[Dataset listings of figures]
+ + + + +
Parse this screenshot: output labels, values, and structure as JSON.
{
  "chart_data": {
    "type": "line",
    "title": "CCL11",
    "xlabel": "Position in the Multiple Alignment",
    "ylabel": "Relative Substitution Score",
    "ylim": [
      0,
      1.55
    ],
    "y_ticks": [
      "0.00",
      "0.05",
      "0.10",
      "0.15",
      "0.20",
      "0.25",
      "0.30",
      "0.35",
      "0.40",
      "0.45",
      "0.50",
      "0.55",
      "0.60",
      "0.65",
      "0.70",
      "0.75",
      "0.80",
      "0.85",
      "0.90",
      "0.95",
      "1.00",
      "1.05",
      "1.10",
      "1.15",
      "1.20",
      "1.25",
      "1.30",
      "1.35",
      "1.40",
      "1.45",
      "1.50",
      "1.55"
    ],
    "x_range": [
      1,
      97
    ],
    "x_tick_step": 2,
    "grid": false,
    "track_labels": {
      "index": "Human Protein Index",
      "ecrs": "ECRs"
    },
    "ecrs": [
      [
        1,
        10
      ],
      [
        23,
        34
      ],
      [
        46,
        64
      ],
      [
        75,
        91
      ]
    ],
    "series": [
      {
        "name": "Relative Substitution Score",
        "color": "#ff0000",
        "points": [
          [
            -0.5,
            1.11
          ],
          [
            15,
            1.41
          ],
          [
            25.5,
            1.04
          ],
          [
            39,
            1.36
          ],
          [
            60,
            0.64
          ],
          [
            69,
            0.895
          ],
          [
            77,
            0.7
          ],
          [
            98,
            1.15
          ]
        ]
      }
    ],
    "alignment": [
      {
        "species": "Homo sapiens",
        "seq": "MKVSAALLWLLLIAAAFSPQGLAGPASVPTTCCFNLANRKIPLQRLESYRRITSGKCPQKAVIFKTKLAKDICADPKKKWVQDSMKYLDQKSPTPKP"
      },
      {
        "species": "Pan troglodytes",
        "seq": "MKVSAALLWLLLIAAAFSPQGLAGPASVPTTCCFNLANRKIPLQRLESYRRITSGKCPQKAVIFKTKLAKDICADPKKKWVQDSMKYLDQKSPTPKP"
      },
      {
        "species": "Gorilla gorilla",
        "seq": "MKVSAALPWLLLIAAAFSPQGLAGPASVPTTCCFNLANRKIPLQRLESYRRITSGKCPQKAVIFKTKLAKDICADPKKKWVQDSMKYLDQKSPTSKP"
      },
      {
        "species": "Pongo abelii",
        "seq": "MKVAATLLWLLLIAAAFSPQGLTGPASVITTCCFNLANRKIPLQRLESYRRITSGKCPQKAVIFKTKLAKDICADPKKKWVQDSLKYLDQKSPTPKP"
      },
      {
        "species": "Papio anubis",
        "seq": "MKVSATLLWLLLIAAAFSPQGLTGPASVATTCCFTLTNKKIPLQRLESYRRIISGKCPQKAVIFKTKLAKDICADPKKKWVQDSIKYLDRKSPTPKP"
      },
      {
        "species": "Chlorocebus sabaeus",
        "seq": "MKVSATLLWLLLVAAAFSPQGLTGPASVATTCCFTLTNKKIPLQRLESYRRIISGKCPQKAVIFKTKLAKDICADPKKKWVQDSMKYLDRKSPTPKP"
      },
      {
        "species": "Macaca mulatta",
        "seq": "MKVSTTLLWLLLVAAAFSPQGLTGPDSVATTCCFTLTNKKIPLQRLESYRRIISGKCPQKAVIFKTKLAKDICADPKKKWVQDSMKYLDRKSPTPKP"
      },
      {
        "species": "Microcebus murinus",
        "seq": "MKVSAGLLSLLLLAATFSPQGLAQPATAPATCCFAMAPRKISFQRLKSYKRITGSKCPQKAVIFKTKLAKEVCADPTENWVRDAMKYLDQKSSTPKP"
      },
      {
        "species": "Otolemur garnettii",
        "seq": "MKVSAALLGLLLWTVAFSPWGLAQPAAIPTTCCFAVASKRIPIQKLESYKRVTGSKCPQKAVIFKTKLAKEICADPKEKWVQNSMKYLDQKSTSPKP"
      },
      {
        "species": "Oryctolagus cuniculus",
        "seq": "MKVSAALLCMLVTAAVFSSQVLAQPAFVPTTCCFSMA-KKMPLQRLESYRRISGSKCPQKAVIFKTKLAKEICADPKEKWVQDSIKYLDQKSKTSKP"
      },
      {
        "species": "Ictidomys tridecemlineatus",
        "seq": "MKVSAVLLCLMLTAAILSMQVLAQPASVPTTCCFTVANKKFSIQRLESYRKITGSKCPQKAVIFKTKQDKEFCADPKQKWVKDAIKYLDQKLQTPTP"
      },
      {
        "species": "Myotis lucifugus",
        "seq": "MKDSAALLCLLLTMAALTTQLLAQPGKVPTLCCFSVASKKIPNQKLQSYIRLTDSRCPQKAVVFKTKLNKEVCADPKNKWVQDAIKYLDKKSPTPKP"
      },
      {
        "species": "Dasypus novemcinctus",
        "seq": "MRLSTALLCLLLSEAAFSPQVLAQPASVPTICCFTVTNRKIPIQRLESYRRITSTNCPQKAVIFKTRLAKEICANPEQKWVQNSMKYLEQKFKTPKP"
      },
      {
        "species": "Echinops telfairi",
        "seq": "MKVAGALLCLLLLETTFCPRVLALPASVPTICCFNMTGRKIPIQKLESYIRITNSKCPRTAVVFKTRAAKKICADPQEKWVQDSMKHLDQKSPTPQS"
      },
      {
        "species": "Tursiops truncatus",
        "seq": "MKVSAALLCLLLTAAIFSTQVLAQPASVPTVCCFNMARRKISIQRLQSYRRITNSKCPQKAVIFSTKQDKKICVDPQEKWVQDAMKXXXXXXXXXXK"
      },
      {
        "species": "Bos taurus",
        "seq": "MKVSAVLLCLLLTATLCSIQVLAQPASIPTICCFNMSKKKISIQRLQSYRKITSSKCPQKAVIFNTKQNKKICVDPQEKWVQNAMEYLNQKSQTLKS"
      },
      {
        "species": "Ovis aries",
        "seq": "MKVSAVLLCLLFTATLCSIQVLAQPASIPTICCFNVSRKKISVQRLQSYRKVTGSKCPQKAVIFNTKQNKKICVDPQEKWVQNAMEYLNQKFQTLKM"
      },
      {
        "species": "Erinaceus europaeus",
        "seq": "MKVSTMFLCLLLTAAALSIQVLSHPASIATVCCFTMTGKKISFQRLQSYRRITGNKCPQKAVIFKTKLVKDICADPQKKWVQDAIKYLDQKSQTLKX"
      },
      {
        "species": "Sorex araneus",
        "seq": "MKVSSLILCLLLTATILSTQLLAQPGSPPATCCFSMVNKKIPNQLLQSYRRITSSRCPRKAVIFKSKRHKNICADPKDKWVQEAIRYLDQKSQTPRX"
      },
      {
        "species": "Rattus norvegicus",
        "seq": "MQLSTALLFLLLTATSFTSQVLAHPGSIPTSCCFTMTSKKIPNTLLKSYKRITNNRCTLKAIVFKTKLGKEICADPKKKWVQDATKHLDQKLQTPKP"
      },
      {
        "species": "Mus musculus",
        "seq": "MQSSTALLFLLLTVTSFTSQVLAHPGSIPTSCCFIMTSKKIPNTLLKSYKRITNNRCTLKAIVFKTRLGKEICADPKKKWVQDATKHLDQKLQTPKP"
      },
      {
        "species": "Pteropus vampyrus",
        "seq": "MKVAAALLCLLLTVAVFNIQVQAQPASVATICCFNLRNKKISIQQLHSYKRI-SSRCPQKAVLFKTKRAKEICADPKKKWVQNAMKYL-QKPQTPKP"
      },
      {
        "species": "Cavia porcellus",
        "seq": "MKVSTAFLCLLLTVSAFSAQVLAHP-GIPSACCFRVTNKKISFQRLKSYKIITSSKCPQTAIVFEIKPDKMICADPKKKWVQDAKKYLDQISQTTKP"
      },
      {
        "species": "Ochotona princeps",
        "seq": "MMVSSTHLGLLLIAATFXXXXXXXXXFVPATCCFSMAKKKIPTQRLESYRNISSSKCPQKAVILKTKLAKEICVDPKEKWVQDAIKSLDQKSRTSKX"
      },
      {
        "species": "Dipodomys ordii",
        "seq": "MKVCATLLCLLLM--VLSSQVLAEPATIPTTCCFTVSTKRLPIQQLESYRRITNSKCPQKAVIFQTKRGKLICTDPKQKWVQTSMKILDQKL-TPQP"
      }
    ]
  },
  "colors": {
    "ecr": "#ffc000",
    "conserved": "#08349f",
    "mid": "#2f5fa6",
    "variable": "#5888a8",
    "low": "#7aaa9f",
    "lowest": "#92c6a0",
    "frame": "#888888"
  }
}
+ + + + +
## Assigned task
Looking through the entries, count the lines that hold the word "Score" and state that count alone.

## Exercise solution
2